(Collection entries)

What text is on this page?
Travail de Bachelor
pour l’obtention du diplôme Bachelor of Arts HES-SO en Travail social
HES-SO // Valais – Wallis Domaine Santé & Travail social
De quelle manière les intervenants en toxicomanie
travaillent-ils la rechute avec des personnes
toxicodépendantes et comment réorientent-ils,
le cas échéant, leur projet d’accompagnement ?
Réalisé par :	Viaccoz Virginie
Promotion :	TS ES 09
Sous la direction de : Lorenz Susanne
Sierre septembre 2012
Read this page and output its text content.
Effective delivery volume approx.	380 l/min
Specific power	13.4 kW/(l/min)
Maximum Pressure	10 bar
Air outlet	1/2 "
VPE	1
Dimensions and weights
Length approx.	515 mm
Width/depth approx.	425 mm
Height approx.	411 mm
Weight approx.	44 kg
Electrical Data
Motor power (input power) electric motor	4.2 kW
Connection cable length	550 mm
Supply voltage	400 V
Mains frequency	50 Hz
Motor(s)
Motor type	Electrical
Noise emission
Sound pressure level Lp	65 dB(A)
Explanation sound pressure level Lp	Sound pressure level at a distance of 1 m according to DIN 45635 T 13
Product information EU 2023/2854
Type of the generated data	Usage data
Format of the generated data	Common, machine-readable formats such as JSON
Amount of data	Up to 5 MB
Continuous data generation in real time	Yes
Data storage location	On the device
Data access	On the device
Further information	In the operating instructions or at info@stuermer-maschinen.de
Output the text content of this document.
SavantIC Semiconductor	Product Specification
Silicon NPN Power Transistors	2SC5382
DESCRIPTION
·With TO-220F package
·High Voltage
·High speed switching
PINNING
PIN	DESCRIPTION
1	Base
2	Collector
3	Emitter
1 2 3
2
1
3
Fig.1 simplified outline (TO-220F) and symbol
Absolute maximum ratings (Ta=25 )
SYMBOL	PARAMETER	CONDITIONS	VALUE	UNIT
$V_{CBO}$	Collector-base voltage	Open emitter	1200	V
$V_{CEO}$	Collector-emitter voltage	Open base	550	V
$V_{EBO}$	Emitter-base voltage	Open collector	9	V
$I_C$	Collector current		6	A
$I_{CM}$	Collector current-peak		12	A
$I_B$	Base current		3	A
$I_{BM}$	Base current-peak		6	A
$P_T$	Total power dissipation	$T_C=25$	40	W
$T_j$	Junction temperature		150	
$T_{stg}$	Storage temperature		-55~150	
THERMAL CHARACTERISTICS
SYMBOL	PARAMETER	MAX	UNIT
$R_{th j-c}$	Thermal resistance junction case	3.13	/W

▶ **PROBLEM REQUIREMENTS**
Above are the records; retype every one exactly.

▶ **SOLUTION FOR THIS TASK**
What text is on this page?
Travail de Bachelor
pour l’obtention du diplôme Bachelor of Arts HES-SO en Travail social
HES-SO // Valais – Wallis Domaine Santé & Travail social
De quelle manière les intervenants en toxicomanie
travaillent-ils la rechute avec des personnes
toxicodépendantes et comment réorientent-ils,
le cas échéant, leur projet d’accompagnement ?
Réalisé par :	Viaccoz Virginie
Promotion :	TS ES 09
Sous la direction de : Lorenz Susanne
Sierre septembre 2012
Read this page and output its text content.
Effective delivery volume approx.	380 l/min
Specific power	13.4 kW/(l/min)
Maximum Pressure	10 bar
Air outlet	1/2 "
VPE	1
Dimensions and weights
Length approx.	515 mm
Width/depth approx.	425 mm
Height approx.	411 mm
Weight approx.	44 kg
Electrical Data
Motor power (input power) electric motor	4.2 kW
Connection cable length	550 mm
Supply voltage	400 V
Mains frequency	50 Hz
Motor(s)
Motor type	Electrical
Noise emission
Sound pressure level Lp	65 dB(A)
Explanation sound pressure level Lp	Sound pressure level at a distance of 1 m according to DIN 45635 T 13
Product information EU 2023/2854
Type of the generated data	Usage data
Format of the generated data	Common, machine-readable formats such as JSON
Amount of data	Up to 5 MB
Continuous data generation in real time	Yes
Data storage location	On the device
Data access	On the device
Further information	In the operating instructions or at info@stuermer-maschinen.de
Output the text content of this document.
SavantIC Semiconductor	Product Specification
Silicon NPN Power Transistors	2SC5382
DESCRIPTION
·With TO-220F package
·High Voltage
·High speed switching
PINNING
PIN	DESCRIPTION
1	Base
2	Collector
3	Emitter
1 2 3
2
1
3
Fig.1 simplified outline (TO-220F) and symbol
Absolute maximum ratings (Ta=25 )
SYMBOL	PARAMETER	CONDITIONS	VALUE	UNIT
$V_{CBO}$	Collector-base voltage	Open emitter	1200	V
$V_{CEO}$	Collector-emitter voltage	Open base	550	V
$V_{EBO}$	Emitter-base voltage	Open collector	9	V
$I_C$	Collector current		6	A
$I_{CM}$	Collector current-peak		12	A
$I_B$	Base current		3	A
$I_{BM}$	Base current-peak		6	A
$P_T$	Total power dissipation	$T_C=25$	40	W
$T_j$	Junction temperature		150	
$T_{stg}$	Storage temperature		-55~150	
THERMAL CHARACTERISTICS
SYMBOL	PARAMETER	MAX	UNIT
$R_{th j-c}$	Thermal resistance junction case	3.13	/W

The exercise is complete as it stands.